Lines containing the word "JSON" are to be located and copied.

----- THE RECORDS -----

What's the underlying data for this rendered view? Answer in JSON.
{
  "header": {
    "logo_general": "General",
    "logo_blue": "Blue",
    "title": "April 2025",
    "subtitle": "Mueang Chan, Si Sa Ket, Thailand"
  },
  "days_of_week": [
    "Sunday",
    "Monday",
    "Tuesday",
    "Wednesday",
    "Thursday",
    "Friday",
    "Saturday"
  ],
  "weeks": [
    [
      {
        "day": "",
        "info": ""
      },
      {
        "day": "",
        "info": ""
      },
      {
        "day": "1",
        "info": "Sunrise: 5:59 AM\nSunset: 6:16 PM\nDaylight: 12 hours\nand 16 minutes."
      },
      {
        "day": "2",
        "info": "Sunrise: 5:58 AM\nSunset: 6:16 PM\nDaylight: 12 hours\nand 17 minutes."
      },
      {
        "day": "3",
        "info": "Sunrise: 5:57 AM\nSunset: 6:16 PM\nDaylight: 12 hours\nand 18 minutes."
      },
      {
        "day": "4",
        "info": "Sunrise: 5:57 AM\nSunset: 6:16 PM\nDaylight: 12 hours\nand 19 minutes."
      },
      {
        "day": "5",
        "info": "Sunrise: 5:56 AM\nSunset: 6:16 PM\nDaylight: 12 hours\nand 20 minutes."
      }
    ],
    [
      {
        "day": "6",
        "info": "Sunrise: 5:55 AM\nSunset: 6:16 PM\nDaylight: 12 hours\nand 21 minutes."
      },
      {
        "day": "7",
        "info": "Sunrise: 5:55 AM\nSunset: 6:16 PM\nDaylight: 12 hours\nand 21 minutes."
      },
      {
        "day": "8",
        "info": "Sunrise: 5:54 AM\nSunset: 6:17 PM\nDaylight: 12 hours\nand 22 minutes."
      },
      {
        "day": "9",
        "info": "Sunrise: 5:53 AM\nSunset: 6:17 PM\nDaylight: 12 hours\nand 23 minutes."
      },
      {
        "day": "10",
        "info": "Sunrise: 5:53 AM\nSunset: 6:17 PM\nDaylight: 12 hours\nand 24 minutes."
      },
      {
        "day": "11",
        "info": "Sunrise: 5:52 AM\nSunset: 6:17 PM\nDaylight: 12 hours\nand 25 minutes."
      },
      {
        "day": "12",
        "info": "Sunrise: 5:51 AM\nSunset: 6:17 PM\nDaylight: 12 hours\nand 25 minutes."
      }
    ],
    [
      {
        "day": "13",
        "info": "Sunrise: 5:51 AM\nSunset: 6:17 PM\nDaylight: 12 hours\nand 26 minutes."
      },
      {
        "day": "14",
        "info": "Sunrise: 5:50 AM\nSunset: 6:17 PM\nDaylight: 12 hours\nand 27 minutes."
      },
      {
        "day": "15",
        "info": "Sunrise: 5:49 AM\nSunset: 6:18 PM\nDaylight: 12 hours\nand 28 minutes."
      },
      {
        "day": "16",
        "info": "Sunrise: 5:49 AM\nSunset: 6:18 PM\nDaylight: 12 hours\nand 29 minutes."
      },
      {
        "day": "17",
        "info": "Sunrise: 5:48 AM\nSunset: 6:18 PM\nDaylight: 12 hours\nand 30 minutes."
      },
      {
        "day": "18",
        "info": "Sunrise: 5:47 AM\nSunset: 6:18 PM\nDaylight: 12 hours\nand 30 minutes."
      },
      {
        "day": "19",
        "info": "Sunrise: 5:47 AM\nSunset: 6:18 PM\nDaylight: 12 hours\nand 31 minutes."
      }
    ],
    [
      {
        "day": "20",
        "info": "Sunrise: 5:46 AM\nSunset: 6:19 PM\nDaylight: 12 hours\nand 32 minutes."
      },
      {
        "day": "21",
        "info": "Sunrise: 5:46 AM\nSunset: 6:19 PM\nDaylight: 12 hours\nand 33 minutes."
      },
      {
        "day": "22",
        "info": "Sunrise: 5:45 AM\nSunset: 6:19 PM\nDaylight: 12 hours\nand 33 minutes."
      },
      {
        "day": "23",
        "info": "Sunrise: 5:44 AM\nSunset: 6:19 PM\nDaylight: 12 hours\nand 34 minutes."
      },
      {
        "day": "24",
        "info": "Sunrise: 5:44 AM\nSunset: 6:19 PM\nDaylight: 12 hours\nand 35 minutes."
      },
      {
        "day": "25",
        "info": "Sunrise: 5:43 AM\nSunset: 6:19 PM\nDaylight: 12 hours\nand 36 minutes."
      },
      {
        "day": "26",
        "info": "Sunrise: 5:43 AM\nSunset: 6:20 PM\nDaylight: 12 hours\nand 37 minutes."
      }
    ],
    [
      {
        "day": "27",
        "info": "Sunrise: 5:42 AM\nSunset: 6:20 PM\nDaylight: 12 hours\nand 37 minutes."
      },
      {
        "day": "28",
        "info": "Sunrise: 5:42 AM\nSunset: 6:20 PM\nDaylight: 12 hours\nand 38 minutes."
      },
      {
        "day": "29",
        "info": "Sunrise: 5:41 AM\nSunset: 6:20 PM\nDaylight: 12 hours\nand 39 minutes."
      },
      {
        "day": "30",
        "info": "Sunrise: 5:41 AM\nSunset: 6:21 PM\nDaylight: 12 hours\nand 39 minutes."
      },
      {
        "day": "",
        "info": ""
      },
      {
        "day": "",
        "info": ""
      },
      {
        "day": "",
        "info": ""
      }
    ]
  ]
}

-----
----- THE RECORDS -----

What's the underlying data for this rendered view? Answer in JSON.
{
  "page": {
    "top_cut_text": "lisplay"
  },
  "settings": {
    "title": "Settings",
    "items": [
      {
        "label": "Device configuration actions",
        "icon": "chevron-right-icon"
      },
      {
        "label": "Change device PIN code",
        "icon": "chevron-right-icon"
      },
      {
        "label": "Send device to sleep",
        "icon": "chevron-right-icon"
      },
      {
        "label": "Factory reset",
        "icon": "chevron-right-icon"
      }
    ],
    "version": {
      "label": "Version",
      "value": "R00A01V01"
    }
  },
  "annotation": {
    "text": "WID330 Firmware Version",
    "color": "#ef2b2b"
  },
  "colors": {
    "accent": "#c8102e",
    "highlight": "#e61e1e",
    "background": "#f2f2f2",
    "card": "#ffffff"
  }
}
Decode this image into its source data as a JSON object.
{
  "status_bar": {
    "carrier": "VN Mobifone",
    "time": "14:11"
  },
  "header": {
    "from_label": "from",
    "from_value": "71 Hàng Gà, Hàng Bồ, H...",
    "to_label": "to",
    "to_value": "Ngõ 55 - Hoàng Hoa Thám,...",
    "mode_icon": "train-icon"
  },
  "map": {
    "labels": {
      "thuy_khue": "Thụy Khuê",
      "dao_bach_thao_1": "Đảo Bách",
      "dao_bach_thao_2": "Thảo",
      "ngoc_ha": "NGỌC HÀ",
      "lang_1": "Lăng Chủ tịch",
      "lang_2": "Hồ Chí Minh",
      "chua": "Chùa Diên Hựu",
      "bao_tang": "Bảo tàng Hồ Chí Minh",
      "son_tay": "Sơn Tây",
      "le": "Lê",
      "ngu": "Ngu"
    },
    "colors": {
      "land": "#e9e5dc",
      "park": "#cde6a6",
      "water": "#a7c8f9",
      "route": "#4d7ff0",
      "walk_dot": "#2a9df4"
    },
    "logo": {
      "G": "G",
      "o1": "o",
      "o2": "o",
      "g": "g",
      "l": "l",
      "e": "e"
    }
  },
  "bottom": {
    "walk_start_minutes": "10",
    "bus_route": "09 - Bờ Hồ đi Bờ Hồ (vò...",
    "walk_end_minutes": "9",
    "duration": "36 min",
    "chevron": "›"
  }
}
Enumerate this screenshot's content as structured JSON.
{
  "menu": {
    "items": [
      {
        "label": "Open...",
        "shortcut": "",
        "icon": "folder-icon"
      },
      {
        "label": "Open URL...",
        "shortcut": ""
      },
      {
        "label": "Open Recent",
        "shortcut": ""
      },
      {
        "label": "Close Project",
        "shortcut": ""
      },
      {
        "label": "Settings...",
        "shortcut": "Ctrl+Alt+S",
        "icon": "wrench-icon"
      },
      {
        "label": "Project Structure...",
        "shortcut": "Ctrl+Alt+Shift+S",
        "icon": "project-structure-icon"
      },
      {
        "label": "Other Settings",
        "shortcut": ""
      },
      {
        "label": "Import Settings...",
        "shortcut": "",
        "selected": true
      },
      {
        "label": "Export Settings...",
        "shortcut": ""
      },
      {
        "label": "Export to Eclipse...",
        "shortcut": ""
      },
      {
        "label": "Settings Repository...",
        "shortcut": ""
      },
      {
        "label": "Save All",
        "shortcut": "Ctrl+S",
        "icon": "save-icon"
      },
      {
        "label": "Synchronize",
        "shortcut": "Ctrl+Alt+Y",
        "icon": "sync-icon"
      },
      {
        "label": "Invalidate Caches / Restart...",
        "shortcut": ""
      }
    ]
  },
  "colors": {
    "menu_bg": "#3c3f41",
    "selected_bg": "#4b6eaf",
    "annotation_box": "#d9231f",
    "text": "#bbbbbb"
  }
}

-----

SOLUTION FOR THIS EXERCISE:
What's the underlying data for this rendered view? Answer in JSON.
What's the underlying data for this rendered view? Answer in JSON.
Decode this image into its source data as a JSON object.
Enumerate this screenshot's content as structured JSON.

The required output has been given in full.